#### EXTRAIT ####

« Notre-Dame ne sera pas seulement la preuve de ce que nous fûmes, mais de ce que nous pouvons encore être »
Par Paul Melun.
Ce jeune auteur, déjà bien connu des lecteurs et des téléspectateurs, a le goût et le talent de la transmission, bien sûr de la littérature, de la mémoire et de l’héritage. Il a rédigé cette chronique qui ne pourrait être que de circonstance mais qui va au-delà et se projette vers un avenir digne du passé de la France. Le plus beau Royaume qu’on ait vu sous le Ciel. Une belle chronique donc, pour les jours et la semaine qui viennent – qui, de fait, seront consacrés à Notre-Dame.
« Dans cette renaissance, il y a plus qu’une prouesse technique ou artistique : il y a une leçon sur ce que nous sommes, nous, Français. »
CHRONIQUE. La renaissance de la cathédrale Notre-Dame de Paris incarne un défi relevé par des bâtisseurs qui, loin des écrans de fumée, ont œuvré avec opiniâtreté et talent. L’essayiste Paul Melun salue ce chantier titanesque, symbole éclatant de ce que la France a de meilleur en elle.
Cinq ans après le drame, le nuage de poussière qui avait enseveli Notre-Dame de Paris s’est dissipé, laissant place à une lumière nouvelle. La cathédrale s’élève de nouveau face à la Seine, majestueuse, comme si elle avait emprunté au Phénix sa capacité à renaître de ses cendres. Dans cette renaissance, il y a plus qu’une prouesse technique ou artistique : il y a une leçon sur ce que nous sommes, nous, Français.
L’histoire des cathédrales s’inscrit dans celle de notre civilisation, et leur âge d’or, entre le XIIᵉ et le XIVᵉ siècle, fut l’une des plus grandes aventures humaines et spirituelles. Ces édifices, qui aujourd’hui encore frappent par leur monumentalité, leur audace et leur souffle sacré, furent les fruits d’une époque où l’homme voulait s’élever au plus près de Dieu. L’élévation de la pierre était alors l’écho d’un élan collectif, un projet où chacun, du tailleur de pierre à l’architecte, offrait une part de son âme à l’éternité. Victor Hugo, dans Notre-Dame de Paris, rendit un hommage vibrant à cette époque, décrivant la cathédrale comme un livre de pierre où chaque chapiteau, chaque gargouille racontait un fragment de notre histoire commune.
Ces bâtisseurs de cathédrales, anonymes pour la plupart, incarnaient ce que la France sait faire de meilleur : allier le génie technique à une certaine transcendance. Les cathédrales gothiques furent des défis lancés à la gravité, des audaces architecturales où les arcs-boutants défiaient l’impossible. Elles furent aussi des lieux de rassemblement, le cœur battant d’une vie communautaire qui réconcilie le sacré et le profane.
Notre-Dame, comme tant d’autres, porta cette ambition. Depuis ses fondations posées au XIIᵉ siècle, elle a vu défiler les rois et les révolutions, les guerres et les renaissances. Et lorsqu’au XIXᵉ siècle, elle sombrait dans l’abandon, un autre bâtisseur lui redonna vie : Eugène Viollet-le-Duc. Plus qu’un restaurateur, il fut un visionnaire, comprenant que l’architecture est une matière vivante, qu’il faut savoir protéger sans l’enfermer. Il fit de Notre-Dame un symbole intemporel, conservant l’âme de ses origines tout en lui offrant la modernité de son temps.

####

→ CONSIGNE 1:
Recopiez le passage de la chronique sur Notre-Dame allant de "Ces bâtisseurs de" à "et le profane.".

#### LIGNES DE DONNÉES ####

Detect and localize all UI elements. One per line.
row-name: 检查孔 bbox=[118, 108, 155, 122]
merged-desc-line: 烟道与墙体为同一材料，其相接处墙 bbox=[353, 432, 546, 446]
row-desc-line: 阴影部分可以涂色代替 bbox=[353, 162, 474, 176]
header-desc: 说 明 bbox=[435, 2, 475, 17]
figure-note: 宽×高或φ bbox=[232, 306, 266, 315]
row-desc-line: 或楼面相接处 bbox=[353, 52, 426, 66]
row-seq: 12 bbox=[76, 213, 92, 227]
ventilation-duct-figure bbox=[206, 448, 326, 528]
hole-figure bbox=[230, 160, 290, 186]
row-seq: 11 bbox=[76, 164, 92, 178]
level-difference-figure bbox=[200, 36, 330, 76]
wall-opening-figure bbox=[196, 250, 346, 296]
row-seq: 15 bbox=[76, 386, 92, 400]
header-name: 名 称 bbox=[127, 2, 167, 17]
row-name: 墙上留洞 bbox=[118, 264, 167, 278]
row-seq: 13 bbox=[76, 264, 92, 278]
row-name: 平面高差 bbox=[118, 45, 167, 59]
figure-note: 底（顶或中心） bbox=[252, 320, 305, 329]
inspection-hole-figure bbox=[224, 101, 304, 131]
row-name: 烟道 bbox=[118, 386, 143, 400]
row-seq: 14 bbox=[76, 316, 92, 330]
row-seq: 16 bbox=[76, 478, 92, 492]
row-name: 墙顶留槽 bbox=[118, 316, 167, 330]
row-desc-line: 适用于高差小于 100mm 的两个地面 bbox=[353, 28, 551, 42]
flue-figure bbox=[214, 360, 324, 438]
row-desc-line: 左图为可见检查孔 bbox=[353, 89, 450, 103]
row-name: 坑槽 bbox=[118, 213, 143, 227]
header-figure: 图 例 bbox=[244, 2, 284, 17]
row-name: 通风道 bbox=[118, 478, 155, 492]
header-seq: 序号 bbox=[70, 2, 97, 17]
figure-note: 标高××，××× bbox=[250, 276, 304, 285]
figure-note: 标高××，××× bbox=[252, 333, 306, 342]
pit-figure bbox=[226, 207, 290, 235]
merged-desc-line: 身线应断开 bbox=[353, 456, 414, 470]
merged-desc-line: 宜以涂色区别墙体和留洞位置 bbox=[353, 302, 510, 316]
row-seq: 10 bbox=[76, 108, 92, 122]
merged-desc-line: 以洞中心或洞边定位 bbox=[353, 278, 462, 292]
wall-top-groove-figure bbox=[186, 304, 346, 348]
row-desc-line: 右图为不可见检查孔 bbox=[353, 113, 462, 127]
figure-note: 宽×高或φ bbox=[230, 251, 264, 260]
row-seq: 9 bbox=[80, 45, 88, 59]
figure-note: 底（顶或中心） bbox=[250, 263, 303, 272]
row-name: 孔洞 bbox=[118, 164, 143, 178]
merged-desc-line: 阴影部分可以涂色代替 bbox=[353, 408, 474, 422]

####

→ CONSIGNE 2:
Réécrivez les lignes données après la chronique, depuis leur début jusqu'à la ligne contenant "inspection-hole-figure bbox=[224, 101, 304, 131]" incluse, en remplaçant "row-seq" par "row-index" sans rien modifier d'autre.

→ RÉPONSE ATTENDUE 1:
Ces bâtisseurs de cathédrales, anonymes pour la plupart, incarnaient ce que la France sait faire de meilleur : allier le génie technique à une certaine transcendance. Les cathédrales gothiques furent des défis lancés à la gravité, des audaces architecturales où les arcs-boutants défiaient l’impossible. Elles furent aussi des lieux de rassemblement, le cœur battant d’une vie communautaire qui réconcilie le sacré et le profane.

→ RÉPONSE ATTENDUE 2:
Detect and localize all UI elements. One per line.
row-name: 检查孔 bbox=[118, 108, 155, 122]
merged-desc-line: 烟道与墙体为同一材料，其相接处墙 bbox=[353, 432, 546, 446]
row-desc-line: 阴影部分可以涂色代替 bbox=[353, 162, 474, 176]
header-desc: 说 明 bbox=[435, 2, 475, 17]
figure-note: 宽×高或φ bbox=[232, 306, 266, 315]
row-desc-line: 或楼面相接处 bbox=[353, 52, 426, 66]
row-index: 12 bbox=[76, 213, 92, 227]
ventilation-duct-figure bbox=[206, 448, 326, 528]
hole-figure bbox=[230, 160, 290, 186]
row-index: 11 bbox=[76, 164, 92, 178]
level-difference-figure bbox=[200, 36, 330, 76]
wall-opening-figure bbox=[196, 250, 346, 296]
row-index: 15 bbox=[76, 386, 92, 400]
header-name: 名 称 bbox=[127, 2, 167, 17]
row-name: 墙上留洞 bbox=[118, 264, 167, 278]
row-index: 13 bbox=[76, 264, 92, 278]
row-name: 平面高差 bbox=[118, 45, 167, 59]
figure-note: 底（顶或中心） bbox=[252, 320, 305, 329]
inspection-hole-figure bbox=[224, 101, 304, 131]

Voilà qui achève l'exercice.